Stored items from a collection:
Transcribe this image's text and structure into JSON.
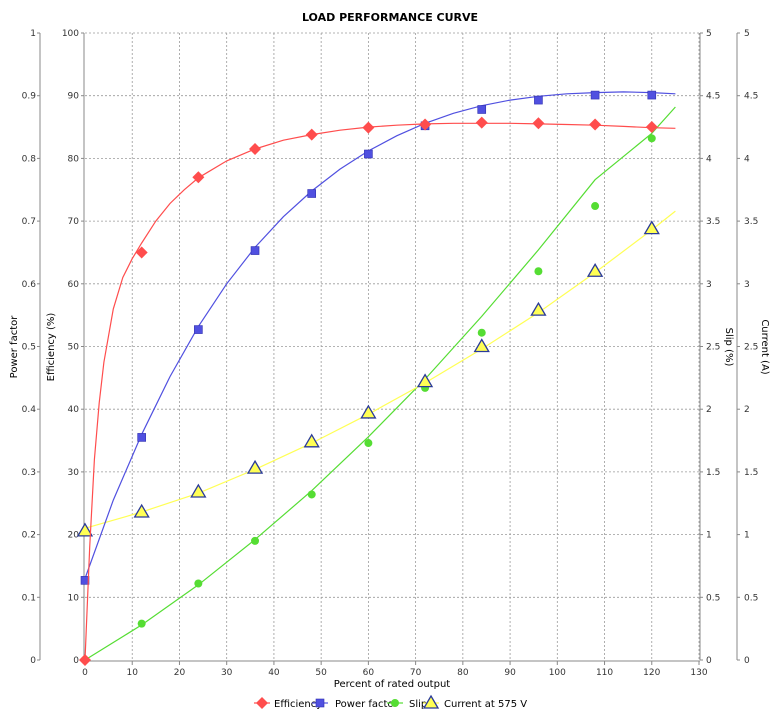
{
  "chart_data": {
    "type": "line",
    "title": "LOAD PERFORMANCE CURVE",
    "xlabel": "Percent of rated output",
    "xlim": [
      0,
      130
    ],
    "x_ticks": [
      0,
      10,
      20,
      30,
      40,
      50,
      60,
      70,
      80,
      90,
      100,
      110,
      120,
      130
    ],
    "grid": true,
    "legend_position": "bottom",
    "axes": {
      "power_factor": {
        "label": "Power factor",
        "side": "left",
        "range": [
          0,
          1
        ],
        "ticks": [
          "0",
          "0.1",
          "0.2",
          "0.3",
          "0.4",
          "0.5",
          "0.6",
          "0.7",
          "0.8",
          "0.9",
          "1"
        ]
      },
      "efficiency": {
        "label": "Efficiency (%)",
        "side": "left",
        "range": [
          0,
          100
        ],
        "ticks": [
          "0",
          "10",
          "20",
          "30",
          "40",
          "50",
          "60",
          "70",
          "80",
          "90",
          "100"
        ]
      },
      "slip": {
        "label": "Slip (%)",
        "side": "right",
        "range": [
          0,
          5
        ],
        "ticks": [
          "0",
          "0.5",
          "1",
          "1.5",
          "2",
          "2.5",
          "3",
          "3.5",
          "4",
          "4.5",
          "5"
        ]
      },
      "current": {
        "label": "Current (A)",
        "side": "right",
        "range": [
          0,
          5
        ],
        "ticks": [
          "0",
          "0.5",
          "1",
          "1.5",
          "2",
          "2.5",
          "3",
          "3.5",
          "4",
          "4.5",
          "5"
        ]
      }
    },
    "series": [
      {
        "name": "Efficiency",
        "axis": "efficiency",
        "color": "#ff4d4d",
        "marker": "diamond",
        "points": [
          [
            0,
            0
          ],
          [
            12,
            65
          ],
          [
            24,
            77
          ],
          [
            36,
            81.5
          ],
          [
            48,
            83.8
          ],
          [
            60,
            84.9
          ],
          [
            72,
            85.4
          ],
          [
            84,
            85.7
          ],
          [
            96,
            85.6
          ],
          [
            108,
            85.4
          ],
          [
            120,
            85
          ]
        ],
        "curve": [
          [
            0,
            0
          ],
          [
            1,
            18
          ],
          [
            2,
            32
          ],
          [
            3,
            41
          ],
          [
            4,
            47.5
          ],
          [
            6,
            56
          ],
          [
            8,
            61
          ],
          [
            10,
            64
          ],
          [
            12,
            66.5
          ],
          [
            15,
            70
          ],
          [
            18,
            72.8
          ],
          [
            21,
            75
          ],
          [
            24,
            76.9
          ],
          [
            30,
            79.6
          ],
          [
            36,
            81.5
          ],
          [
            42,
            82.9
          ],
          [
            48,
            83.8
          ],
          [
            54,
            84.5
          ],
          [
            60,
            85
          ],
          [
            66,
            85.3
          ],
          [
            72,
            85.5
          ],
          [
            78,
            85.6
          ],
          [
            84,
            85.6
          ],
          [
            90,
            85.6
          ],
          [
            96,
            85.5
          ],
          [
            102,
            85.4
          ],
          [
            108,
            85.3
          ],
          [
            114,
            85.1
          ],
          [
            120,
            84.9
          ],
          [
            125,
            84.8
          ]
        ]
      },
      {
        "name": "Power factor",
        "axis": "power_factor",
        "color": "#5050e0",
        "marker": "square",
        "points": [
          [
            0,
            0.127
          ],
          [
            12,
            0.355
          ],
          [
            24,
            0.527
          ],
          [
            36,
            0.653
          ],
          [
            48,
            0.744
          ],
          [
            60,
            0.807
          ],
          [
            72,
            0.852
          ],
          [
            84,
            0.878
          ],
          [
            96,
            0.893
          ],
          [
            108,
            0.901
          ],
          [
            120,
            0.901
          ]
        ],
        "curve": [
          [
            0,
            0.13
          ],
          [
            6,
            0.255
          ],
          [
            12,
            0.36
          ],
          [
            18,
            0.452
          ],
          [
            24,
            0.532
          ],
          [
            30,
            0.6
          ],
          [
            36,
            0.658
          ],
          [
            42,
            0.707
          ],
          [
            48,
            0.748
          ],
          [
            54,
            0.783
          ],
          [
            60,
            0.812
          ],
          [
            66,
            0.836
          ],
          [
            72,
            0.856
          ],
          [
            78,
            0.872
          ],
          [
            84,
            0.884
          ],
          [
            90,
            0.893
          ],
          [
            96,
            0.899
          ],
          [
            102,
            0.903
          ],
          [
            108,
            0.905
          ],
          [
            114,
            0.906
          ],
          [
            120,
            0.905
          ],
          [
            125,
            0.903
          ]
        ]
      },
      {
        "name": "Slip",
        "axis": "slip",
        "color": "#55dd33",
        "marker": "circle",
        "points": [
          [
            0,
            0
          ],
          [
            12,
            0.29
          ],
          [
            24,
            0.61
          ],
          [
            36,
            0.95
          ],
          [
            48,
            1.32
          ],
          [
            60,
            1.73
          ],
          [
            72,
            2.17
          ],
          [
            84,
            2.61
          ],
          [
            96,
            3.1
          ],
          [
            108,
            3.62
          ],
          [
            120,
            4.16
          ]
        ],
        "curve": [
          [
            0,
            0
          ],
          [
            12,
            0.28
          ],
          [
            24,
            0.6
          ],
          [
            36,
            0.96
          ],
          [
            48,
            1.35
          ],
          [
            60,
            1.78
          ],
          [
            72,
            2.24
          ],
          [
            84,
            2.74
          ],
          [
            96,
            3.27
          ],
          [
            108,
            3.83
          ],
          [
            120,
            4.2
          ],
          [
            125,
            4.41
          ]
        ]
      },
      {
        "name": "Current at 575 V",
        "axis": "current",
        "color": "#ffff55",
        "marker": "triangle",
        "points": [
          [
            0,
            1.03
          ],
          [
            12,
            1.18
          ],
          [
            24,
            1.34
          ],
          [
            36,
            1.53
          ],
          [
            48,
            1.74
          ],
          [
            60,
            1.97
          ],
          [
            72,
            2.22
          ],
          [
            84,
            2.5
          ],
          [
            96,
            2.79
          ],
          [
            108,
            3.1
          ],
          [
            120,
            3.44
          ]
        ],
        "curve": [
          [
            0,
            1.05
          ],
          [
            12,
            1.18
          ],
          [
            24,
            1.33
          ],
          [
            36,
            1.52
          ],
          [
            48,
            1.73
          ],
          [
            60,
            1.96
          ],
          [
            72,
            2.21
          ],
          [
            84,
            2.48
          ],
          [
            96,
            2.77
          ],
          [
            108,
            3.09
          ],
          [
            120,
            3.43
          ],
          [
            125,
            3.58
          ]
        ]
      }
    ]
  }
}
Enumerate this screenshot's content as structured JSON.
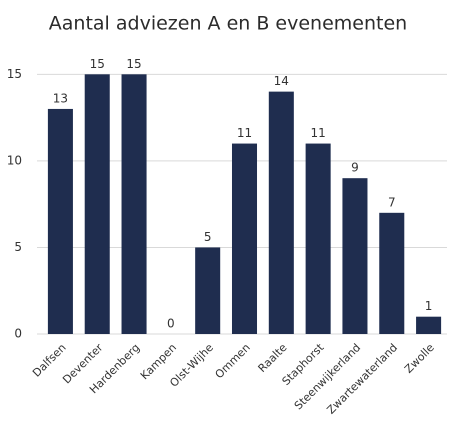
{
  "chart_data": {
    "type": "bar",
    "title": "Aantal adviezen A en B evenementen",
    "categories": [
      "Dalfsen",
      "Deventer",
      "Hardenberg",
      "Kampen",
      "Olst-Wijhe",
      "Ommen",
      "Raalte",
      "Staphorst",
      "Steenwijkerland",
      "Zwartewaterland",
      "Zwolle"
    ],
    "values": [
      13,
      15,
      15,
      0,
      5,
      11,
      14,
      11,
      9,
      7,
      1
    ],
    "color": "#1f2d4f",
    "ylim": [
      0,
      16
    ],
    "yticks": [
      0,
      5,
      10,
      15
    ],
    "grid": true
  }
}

### Exercise:
Which lines include "axis"? Copy each of them out.

### Result of the exercise:
        "axis": "efficiency",
        "axis": "power_factor",
        "axis": "slip",
        "axis": "current",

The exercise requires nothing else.